--- begin Source material ---

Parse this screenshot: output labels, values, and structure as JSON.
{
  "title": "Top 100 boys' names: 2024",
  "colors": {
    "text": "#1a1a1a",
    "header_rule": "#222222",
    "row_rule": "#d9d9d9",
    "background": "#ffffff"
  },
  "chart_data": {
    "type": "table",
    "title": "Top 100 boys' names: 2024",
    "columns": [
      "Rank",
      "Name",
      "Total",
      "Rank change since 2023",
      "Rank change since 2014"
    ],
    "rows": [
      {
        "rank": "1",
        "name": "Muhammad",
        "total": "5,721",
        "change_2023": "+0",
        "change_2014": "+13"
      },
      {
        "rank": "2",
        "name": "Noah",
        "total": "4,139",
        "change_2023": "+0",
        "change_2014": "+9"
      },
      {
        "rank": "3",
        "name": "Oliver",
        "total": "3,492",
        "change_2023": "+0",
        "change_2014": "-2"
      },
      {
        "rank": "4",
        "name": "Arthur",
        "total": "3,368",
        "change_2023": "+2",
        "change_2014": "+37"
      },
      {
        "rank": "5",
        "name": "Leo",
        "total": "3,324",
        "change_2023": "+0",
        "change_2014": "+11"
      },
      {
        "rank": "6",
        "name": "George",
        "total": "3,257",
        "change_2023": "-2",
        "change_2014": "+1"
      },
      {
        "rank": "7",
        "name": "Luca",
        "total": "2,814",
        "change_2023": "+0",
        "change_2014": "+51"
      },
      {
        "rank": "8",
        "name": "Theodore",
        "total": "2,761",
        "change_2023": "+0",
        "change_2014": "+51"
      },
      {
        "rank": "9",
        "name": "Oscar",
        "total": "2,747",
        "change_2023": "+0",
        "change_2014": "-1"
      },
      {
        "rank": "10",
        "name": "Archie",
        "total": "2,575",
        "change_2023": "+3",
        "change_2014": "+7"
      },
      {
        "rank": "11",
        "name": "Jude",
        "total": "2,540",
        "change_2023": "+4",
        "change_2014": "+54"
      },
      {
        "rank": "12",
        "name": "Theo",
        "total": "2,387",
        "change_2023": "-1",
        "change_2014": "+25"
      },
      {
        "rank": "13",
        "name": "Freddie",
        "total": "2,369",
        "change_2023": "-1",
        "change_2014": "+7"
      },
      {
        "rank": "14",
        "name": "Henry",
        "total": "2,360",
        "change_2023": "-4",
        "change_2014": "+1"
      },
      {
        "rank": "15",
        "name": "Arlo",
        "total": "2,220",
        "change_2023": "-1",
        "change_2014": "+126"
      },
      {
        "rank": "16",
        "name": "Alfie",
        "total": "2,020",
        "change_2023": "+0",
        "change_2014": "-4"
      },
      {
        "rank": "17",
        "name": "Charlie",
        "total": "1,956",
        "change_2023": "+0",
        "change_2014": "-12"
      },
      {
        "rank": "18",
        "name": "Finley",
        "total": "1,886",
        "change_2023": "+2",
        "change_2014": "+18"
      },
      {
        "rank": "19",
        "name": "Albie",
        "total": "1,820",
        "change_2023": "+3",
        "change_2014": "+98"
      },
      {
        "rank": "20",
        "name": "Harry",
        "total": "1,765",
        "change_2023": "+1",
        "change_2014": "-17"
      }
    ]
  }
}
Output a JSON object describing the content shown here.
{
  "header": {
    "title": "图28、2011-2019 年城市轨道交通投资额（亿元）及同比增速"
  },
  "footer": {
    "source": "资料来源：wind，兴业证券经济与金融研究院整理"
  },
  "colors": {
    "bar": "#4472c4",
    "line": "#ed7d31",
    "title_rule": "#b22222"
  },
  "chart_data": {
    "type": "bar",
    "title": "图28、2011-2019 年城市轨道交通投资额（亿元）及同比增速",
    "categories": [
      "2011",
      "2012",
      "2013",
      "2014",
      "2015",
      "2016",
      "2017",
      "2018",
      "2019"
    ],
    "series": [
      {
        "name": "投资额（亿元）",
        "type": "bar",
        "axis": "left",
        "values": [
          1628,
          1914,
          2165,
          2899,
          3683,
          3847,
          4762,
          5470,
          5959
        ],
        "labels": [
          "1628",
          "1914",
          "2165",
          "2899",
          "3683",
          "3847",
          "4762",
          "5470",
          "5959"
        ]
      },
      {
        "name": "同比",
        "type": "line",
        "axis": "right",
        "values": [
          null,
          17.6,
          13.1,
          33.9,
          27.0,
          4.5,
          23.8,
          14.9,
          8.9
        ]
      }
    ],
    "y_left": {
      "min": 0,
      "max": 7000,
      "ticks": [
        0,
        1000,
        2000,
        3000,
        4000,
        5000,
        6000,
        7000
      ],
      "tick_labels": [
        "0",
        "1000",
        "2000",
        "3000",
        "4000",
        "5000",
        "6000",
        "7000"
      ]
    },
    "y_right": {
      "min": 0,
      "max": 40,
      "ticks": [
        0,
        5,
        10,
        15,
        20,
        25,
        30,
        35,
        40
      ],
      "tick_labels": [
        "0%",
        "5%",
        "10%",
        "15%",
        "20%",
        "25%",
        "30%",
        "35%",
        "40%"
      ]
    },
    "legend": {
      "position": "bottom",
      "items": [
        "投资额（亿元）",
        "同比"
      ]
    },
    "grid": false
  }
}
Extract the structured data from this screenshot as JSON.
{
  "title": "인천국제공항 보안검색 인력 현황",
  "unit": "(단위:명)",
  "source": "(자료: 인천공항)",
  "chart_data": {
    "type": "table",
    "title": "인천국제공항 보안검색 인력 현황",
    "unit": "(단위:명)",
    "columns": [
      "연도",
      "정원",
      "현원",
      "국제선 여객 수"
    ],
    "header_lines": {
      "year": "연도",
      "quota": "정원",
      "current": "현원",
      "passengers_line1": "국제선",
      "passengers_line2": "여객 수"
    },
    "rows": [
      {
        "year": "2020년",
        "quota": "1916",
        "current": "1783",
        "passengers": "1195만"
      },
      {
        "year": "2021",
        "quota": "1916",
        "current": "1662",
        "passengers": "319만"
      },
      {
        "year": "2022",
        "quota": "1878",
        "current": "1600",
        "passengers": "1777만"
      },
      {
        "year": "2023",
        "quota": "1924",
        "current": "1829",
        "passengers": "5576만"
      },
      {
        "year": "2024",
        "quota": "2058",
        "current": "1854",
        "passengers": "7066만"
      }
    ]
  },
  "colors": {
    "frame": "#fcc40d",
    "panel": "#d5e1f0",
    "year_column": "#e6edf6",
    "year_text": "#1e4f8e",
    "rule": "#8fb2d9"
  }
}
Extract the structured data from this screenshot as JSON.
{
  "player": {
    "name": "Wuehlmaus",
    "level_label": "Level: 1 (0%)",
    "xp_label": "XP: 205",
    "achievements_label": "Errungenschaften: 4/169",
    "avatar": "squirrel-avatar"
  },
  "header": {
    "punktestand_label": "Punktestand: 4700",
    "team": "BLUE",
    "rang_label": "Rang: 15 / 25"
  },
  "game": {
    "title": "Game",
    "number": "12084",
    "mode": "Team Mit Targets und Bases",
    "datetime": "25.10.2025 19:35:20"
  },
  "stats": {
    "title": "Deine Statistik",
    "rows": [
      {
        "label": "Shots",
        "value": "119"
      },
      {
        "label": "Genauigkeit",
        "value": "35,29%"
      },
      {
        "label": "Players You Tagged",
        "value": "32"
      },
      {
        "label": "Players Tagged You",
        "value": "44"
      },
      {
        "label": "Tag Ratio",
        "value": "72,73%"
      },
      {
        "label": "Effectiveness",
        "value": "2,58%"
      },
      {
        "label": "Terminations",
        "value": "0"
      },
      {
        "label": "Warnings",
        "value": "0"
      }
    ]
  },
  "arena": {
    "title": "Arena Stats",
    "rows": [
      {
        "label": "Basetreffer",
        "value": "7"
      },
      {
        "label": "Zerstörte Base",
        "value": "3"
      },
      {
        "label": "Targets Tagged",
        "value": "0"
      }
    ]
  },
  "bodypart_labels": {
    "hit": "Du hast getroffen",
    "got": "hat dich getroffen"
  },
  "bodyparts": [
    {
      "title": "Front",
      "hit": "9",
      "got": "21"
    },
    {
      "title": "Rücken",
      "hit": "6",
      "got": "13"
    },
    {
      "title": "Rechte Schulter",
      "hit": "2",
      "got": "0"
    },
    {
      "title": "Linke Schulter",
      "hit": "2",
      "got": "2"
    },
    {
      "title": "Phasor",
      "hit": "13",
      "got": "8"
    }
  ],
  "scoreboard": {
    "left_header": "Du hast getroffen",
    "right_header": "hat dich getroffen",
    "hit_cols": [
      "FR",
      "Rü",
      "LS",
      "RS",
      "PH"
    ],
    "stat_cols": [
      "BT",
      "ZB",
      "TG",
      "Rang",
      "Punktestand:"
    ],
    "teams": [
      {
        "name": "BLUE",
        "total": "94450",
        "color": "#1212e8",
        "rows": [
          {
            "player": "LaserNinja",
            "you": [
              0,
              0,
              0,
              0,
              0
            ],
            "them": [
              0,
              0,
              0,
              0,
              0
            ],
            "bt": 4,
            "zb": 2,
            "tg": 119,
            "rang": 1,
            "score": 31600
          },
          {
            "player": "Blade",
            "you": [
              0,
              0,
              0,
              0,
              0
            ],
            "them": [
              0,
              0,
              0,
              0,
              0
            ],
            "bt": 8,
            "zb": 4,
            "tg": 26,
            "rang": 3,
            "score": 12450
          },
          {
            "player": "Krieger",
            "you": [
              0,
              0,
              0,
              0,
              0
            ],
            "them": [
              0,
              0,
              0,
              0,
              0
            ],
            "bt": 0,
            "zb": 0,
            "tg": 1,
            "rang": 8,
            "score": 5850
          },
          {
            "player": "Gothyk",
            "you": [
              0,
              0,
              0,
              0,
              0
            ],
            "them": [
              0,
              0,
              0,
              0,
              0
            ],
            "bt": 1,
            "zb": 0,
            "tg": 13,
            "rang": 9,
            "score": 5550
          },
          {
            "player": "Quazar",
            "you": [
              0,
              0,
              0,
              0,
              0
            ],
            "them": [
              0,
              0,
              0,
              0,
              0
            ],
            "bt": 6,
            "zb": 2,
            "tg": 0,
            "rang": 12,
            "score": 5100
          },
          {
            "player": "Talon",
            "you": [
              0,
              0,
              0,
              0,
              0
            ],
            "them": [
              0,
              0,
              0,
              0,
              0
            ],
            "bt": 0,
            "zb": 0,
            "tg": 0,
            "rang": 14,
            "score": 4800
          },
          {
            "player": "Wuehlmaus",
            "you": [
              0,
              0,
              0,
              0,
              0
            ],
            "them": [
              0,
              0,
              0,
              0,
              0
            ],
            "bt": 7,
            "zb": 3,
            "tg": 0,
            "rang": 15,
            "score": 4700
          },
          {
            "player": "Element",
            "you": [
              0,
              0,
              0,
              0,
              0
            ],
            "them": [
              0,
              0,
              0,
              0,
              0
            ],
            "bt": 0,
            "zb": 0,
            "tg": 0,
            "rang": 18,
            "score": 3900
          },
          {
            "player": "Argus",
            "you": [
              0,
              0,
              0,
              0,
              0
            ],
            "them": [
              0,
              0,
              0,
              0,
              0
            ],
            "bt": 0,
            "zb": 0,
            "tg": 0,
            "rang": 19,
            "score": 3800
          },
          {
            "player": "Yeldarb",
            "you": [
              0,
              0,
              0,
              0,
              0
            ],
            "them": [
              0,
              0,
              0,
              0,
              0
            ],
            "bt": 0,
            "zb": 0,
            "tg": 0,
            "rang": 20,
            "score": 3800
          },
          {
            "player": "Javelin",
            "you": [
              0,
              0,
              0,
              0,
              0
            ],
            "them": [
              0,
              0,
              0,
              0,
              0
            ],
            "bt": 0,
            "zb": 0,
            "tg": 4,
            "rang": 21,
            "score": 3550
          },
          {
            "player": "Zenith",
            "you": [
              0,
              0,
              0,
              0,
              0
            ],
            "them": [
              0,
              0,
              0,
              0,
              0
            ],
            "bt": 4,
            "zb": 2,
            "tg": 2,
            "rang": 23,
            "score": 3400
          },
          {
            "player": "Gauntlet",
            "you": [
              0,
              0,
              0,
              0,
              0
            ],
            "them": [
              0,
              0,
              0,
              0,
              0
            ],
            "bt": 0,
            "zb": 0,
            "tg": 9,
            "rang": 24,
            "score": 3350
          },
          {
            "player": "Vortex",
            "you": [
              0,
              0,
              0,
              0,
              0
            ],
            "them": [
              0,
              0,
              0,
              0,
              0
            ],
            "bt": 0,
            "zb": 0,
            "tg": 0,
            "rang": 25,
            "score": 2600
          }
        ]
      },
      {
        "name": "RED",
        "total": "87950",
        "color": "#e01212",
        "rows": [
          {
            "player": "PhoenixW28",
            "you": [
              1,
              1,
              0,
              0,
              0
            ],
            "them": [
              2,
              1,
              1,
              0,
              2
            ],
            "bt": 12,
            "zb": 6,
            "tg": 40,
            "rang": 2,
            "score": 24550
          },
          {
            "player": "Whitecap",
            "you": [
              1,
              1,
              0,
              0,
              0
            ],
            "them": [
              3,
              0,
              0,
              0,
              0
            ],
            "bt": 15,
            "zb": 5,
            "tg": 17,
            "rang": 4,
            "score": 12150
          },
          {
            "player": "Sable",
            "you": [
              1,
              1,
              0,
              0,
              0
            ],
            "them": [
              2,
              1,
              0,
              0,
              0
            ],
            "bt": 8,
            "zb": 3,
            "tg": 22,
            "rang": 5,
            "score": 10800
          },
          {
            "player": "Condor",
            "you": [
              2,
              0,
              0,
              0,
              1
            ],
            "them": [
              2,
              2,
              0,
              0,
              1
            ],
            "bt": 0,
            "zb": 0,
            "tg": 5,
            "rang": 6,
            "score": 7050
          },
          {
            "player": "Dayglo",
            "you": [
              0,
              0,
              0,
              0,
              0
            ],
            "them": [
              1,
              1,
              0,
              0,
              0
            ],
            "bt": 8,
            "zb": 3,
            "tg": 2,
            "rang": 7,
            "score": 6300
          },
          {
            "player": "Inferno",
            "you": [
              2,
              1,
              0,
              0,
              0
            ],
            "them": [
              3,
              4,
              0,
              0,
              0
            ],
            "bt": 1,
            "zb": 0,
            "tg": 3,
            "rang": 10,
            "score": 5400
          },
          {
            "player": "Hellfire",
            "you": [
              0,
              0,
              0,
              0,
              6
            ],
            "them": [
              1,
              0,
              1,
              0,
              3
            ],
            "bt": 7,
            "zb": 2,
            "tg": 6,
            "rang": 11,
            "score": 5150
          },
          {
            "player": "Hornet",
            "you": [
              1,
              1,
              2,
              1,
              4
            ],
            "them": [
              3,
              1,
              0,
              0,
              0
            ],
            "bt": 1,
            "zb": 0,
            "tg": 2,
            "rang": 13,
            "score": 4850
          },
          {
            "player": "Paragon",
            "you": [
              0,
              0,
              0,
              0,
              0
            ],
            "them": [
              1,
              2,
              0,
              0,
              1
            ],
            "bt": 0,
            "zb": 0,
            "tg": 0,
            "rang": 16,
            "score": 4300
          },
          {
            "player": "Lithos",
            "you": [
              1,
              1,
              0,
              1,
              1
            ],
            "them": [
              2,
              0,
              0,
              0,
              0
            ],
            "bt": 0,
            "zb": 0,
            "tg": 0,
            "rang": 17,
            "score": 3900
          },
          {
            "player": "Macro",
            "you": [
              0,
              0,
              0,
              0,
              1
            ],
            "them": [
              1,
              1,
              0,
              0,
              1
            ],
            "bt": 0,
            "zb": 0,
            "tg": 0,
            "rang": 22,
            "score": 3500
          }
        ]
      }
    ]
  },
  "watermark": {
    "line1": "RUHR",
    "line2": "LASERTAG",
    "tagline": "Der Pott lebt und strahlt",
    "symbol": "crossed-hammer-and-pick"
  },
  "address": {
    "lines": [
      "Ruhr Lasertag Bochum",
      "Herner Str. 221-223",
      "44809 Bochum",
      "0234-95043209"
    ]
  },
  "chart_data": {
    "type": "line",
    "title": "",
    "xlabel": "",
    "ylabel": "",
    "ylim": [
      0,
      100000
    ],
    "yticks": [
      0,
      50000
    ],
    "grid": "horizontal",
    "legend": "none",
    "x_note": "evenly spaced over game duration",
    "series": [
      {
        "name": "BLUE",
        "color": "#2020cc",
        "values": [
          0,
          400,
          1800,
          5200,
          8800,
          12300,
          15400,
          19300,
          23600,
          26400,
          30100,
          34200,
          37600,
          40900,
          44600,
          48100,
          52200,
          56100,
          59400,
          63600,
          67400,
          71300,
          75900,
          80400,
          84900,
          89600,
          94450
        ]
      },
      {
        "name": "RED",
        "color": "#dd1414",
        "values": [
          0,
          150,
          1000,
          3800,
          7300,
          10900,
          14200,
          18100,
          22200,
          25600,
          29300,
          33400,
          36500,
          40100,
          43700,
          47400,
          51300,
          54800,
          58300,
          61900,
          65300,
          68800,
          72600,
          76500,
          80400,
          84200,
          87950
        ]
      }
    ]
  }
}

--- end Source material ---

- _Exercise directions_:
Find the lines with the string "dich" and reproduce them.

- _The solution_:
    "got": "hat dich getroffen"
    "right_header": "hat dich getroffen",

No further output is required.